*WHAT YOU ARE ASKED TO DO:*
Determine how many lines of the data below contain "тетрахлорбензол", then give only that number.

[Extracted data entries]
** BEGIN **
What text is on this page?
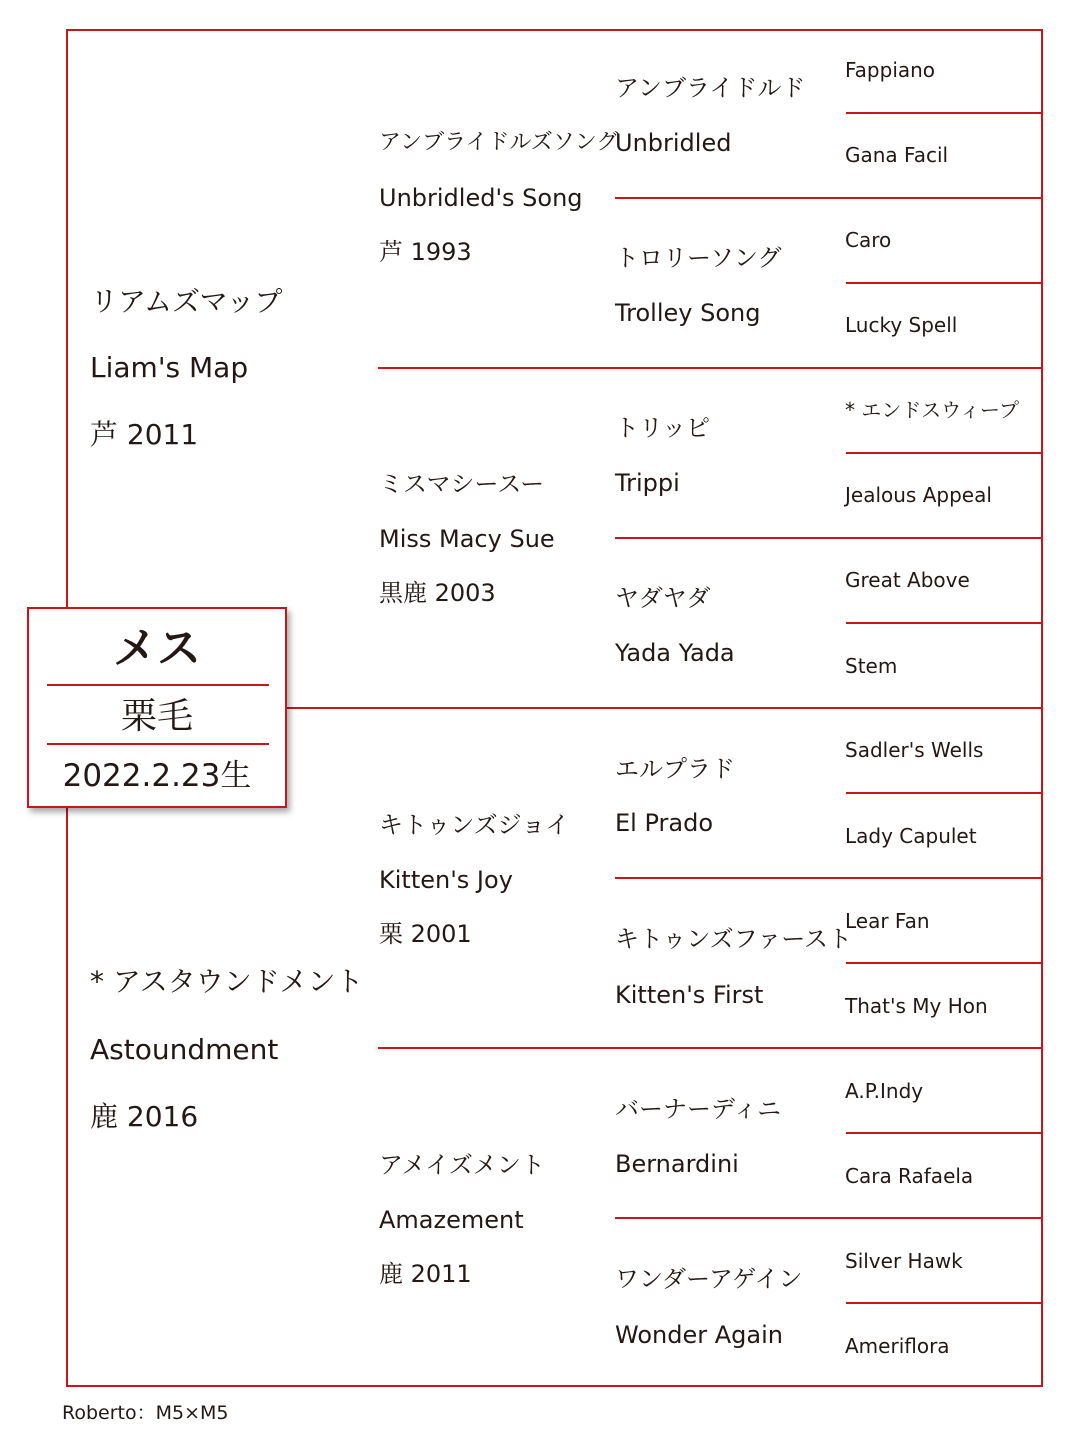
リアムズマップ
Liam's Map
芦 2011
* アスタウンドメント
Astoundment
鹿 2016
アンブライドルズソング
Unbridled's Song
芦 1993
ミスマシースー
Miss Macy Sue
黒鹿 2003
キトゥンズジョイ
Kitten's Joy
栗 2001
アメイズメント
Amazement
鹿 2011
アンブライドルド
Unbridled
トロリーソング
Trolley Song
トリッピ
Trippi
ヤダヤダ
Yada Yada
エルプラド
El Prado
キトゥンズファースト
Kitten's First
バーナーディニ
Bernardini
ワンダーアゲイン
Wonder Again
Fappiano
Gana Facil
Caro
Lucky Spell
* エンドスウィープ
Jealous Appeal
Great Above
Stem
Sadler's Wells
Lady Capulet
Lear Fan
That's My Hon
A.P.Indy
Cara Rafaela
Silver Hawk
Ameriflora
メス
栗毛
2022.2.23生
Roberto：M5×M5
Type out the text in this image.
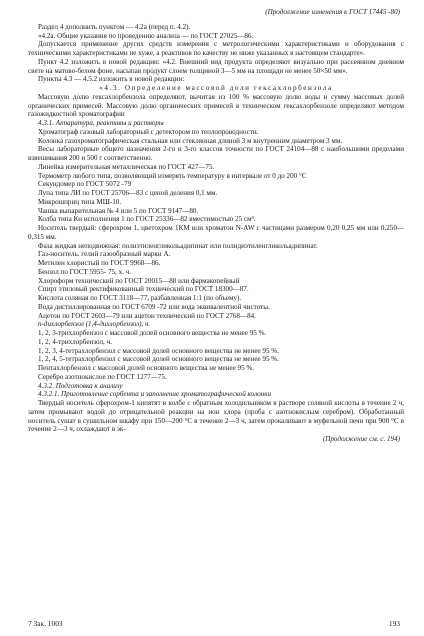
(Продолжение изменения к ГОСТ 17445 -80)

Раздел 4 дополнить пунктом — 4.2а (перед п. 4.2).

«4.2а. Общие указания по проведению анализа — по ГОСТ 27025—86.

Допускается применение других средств измерения с метрологическими характеристиками и оборудования с техническими характеристиками не хуже, а реактивов по качеству не ниже указанных в настоящем стандарте».

Пункт 4.2 изложить в новой редакции: «4.2. Внешний вид продукта определяют визуально при рассеянном дневном свете на матово-белом фоне, насыпав продукт слоем толщиной 3—5 мм на площади не менее 50×50 мм».

Пункты 4.3 — 4.5.2 изложить в новой редакции:

«4.3. Определение массовой доли гексахлорбензола

Массовую долю гексахлорбензола определяют, вычитая из 100 % массовую долю воды и сумму массовых долей органических примесей. Массовую долю органических примесей в техническом гексахлорбензоле определяют методом газожидкостной хроматографии

4.3.1. Аппаратура, реактивы и растворы

Хроматограф газовый лабораторный с детектором по теплопроводности.

Колонка газохроматографическая стальная или стеклянная длиной 3 м внутренним диаметром 3 мм.

Весы лабораторные общего назначения 2-го и 3-го классов точности по ГОСТ 24104—88 с наибольшими пределами взвешивания 200 и 500 г соответственно.

Линейка измерительная металлическая по ГОСТ 427—75.

Термометр любого типа, позволяющий измерять температуру в интервале от 0 до 200 °С

Секундомер по ГОСТ 5072 -79

Лупа типа ЛИ по ГОСТ 25706—83 с ценой деления 0,1 мм.

Микрошприц типа МШ-10.

Чашка выпарительная № 4 или 5 по ГОСТ 9147—80.

Колба типа Кн исполнения 1 по ГОСТ 25336—82 вместимостью 25 см³.

Носитель твердый: сферохром 1, цветохром 1КМ или хроматон N-AW с частицами размером 0,20 0,25 мм или 0,250—0,315 мм.

Фаза жидкая неподвижная: полиэтиленгликольадипинат или полидиэтиленгликольадипинат.

Газ-носитель. гелий газообразный марки А.

Метилен хлористый по ГОСТ 9968—86.

Бензол по ГОСТ 5955- 75, х. ч.

Хлороформ технический по ГОСТ 20015—88 или фармакопейный

Спирт этиловый ректификованный технический по ГОСТ 18300—87.

Кислота соляная по ГОСТ 3118—77, разбавленная 1:1 (по объему).

Вода дистиллированная по ГОСТ 6709 -72 или вода эквивалентной чистоты.

Ацетон по ГОСТ 2603—79 или ацетон технический по ГОСТ 2768—84.

n-дихлорбензол (1,4-дихлорбензол), ч.

1, 2, 3-трихлорбензол с массовой долей основного вещества не менее 95 %.

1, 2, 4-трихлорбензол, ч.

1, 2, 3, 4-тетрахлорбензол с массовой долей основного вещества не менее 95 %.

1, 2, 4, 5-тетрахлорбензол с массовой долей основного вещества не менее 95 %.

Пентахлорбензол с массовой долей основного вещества не менее 95 %.

Серебро азотнокислое по ГОСТ 1277—75.

4.3.2. Подготовка к анализу

4.3.2.1. Приготовление сорбента и заполнение хроматографической колонки

Твердый носитель сферохром-1 кипятят в колбе с обратным холодильником в растворе соляной кислоты в течение 2 ч, затем промывают водой до отрицательной реакции на ион хлора (проба с азотнокислым серебром). Обработанный носитель сушат в сушильном шкафу при 150—200 °С в течение 2—3 ч, затем прокаливают в муфельной печи при 900 °С в течение 2—3 ч, охлаждают в эк-

(Продолжение см. с. 194)
7 Зак. 1003	193
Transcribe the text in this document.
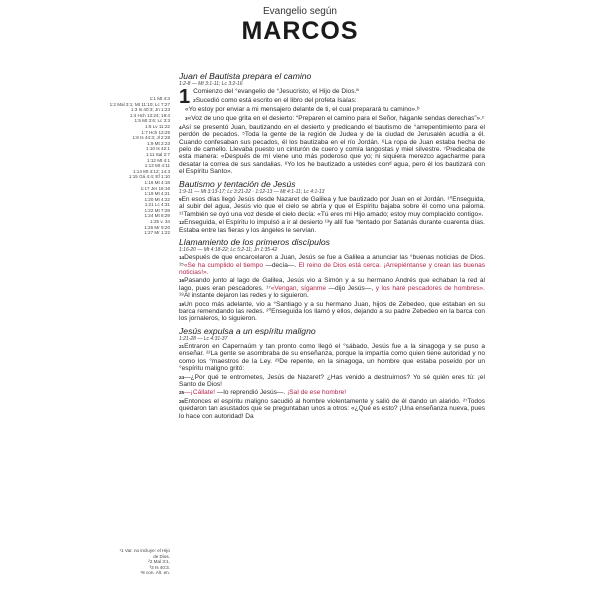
Evangelio según
MARCOS
1:1 Mt 4:3
1:2 Mal 3:1; Mt 11:10; Lc 7:27
1:3 Is 40:3; Jn 1:23
1:4 Hch 13:24; 19:4
1:5 Mt 3:6; Lc 3:3
1:6 Lv 11:22
1:7 Hch 13:25
1:8 Is 44:3; Jl 2:28
1:9 Mt 2:23
1:10 Is 42:1
1:11 Sal 2:7
1:12 Mt 4:1
1:13 Mt 4:11
1:14 Mt 4:12; 14:3
1:15 Gá 4:4; Ef 1:10
1:16 Mt 4:18
1:17 Jer 16:16
1:19 Mt 4:21
1:20 Mt 4:22
1:21 Lc 4:31
1:22 Mt 7:28
1:24 Mt 8:29
1:25 v. 34
1:26 Mr 9:20
1:27 Mr 1:22
Juan el Bautista prepara el camino
1:2-8 — Mt 3:1-11; Lc 3:2-16
1 Comienzo del °evangelio de °Jesucristo, el Hijo de Dios.ª
$^2$Sucedió como está escrito en el libro del profeta Isaías:
«Yo estoy por enviar a mi mensajero delante de ti, el cual preparará tu camino».ᵇ
$^3$«Voz de uno que grita en el desierto: “Preparen el camino para el Señor, háganle sendas derechas”».ᶜ
$^4$Así se presentó Juan, bautizando en el desierto y predicando el bautismo de °arrepentimiento para el perdón de pecados. ⁵Toda la gente de la región de Judea y de la ciudad de Jerusalén acudía a él. Cuando confesaban sus pecados, él los bautizaba en el río Jordán. ⁶La ropa de Juan estaba hecha de pelo de camello. Llevaba puesto un cinturón de cuero y comía langostas y miel silvestre. ⁷Predicaba de esta manera: «Después de mí viene uno más poderoso que yo; ni siquiera merezco agacharme para desatar la correa de sus sandalias. ⁸Yo los he bautizado a ustedes conᵈ agua, pero él los bautizará con el Espíritu Santo».
Bautismo y tentación de Jesús
1:9-11 — Mt 3:13-17; Lc 3:21-22 · 1:12-13 — Mt 4:1-11; Lc 4:1-13
$^9$En esos días llegó Jesús desde Nazaret de Galilea y fue bautizado por Juan en el Jordán. ¹⁰Enseguida, al subir del agua, Jesús vio que el cielo se abría y que el Espíritu bajaba sobre él como una paloma. ¹¹También se oyó una voz desde el cielo decía: «Tú eres mi Hijo amado; estoy muy complacido contigo».
$^{12}$Enseguida, el Espíritu lo impulsó a ir al desierto ¹³y allí fue °tentado por Satanás durante cuarenta días. Estaba entre las fieras y los ángeles le servían.
Llamamiento de los primeros discípulos
1:16-20 — Mt 4:18-22; Lc 5:2-11; Jn 1:35-42
$^{14}$Después de que encarcelaron a Juan, Jesús se fue a Galilea a anunciar las °buenas noticias de Dios. ¹⁵«Se ha cumplido el tiempo —decía—. El reino de Dios está cerca. ¡Arrepiéntanse y crean las buenas noticias!».
$^{16}$Pasando junto al lago de Galilea, Jesús vio a Simón y a su hermano Andrés que echaban la red al lago, pues eran pescadores. ¹⁷«Vengan, síganme —dijo Jesús—, y los haré pescadores de hombres». ¹⁸Al instante dejaron las redes y lo siguieron.
$^{19}$Un poco más adelante, vio a °Santiago y a su hermano Juan, hijos de Zebedeo, que estaban en su barca remendando las redes. ²⁰Enseguida los llamó y ellos, dejando a su padre Zebedeo en la barca con los jornaleros, lo siguieron.
Jesús expulsa a un espíritu maligno
1:21-28 — Lc 4:31-37
$^{21}$Entraron en Capernaúm y tan pronto como llegó el °sábado, Jesús fue a la sinagoga y se puso a enseñar. ²²La gente se asombraba de su enseñanza, porque la impartía como quien tiene autoridad y no como los °maestros de la Ley. ²³De repente, en la sinagoga, un hombre que estaba poseído por un °espíritu maligno gritó:
$^{24}$—¿Por qué te entrometes, Jesús de Nazaret? ¿Has venido a destruirnos? Yo sé quién eres tú: ¡el Santo de Dios!
$^{25}$—¡Cállate! —lo reprendió Jesús—. ¡Sal de ese hombre!
$^{26}$Entonces el espíritu maligno sacudió al hombre violentamente y salió de él dando un alarido. ²⁷Todos quedaron tan asustados que se preguntaban unos a otros: «¿Qué es esto? ¡Una enseñanza nueva, pues lo hace con autoridad! Da
¹1 Var. no incluye: el Hijo de Dios.
²2 Mal 3:1.
³3 Is 40:3.
⁴8 con. Alt. en.
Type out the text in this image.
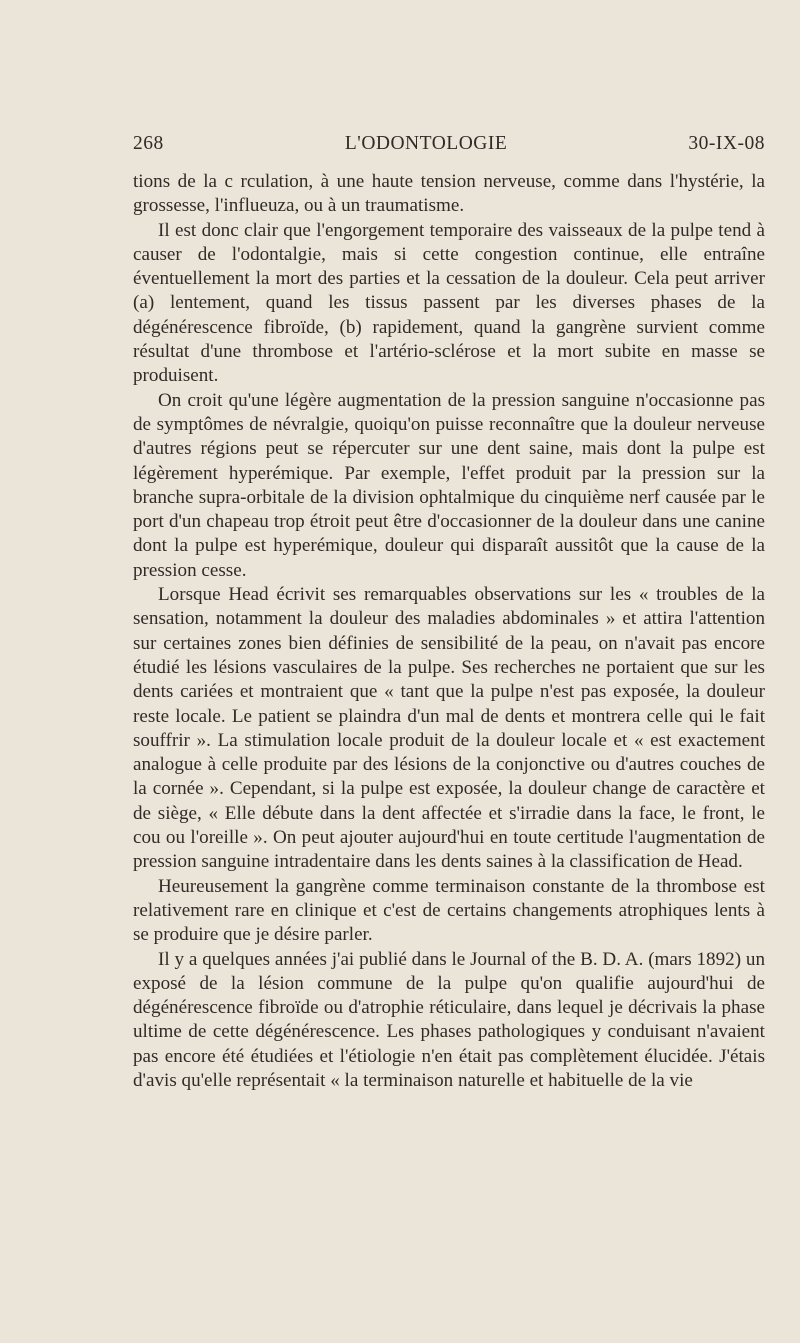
268	L'ODONTOLOGIE	30-IX-08

tions de la c rculation, à une haute tension nerveuse, comme dans l'hystérie, la grossesse, l'influeuza, ou à un traumatisme.

Il est donc clair que l'engorgement temporaire des vaisseaux de la pulpe tend à causer de l'odontalgie, mais si cette congestion continue, elle entraîne éventuellement la mort des parties et la cessation de la douleur. Cela peut arriver (a) lentement, quand les tissus passent par les diverses phases de la dégénérescence fibroïde, (b) rapidement, quand la gangrène survient comme résultat d'une thrombose et l'artério-sclérose et la mort subite en masse se produisent.

On croit qu'une légère augmentation de la pression sanguine n'occasionne pas de symptômes de névralgie, quoiqu'on puisse reconnaître que la douleur nerveuse d'autres régions peut se répercuter sur une dent saine, mais dont la pulpe est légèrement hyperémique. Par exemple, l'effet produit par la pression sur la branche supra-orbitale de la division ophtalmique du cinquième nerf causée par le port d'un chapeau trop étroit peut être d'occasionner de la douleur dans une canine dont la pulpe est hyperémique, douleur qui disparaît aussitôt que la cause de la pression cesse.

Lorsque Head écrivit ses remarquables observations sur les « troubles de la sensation, notamment la douleur des maladies abdominales » et attira l'attention sur certaines zones bien définies de sensibilité de la peau, on n'avait pas encore étudié les lésions vasculaires de la pulpe. Ses recherches ne portaient que sur les dents cariées et montraient que « tant que la pulpe n'est pas exposée, la douleur reste locale. Le patient se plaindra d'un mal de dents et montrera celle qui le fait souffrir ». La stimulation locale produit de la douleur locale et « est exactement analogue à celle produite par des lésions de la conjonctive ou d'autres couches de la cornée ». Cependant, si la pulpe est exposée, la douleur change de caractère et de siège, « Elle débute dans la dent affectée et s'irradie dans la face, le front, le cou ou l'oreille ». On peut ajouter aujourd'hui en toute certitude l'augmentation de pression sanguine intradentaire dans les dents saines à la classification de Head.

Heureusement la gangrène comme terminaison constante de la thrombose est relativement rare en clinique et c'est de certains changements atrophiques lents à se produire que je désire parler.

Il y a quelques années j'ai publié dans le Journal of the B. D. A. (mars 1892) un exposé de la lésion commune de la pulpe qu'on qualifie aujourd'hui de dégénérescence fibroïde ou d'atrophie réticulaire, dans lequel je décrivais la phase ultime de cette dégénérescence. Les phases pathologiques y conduisant n'avaient pas encore été étudiées et l'étiologie n'en était pas complètement élucidée. J'étais d'avis qu'elle représentait « la terminaison naturelle et habituelle de la vie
** END **
*OUTPUT:*
2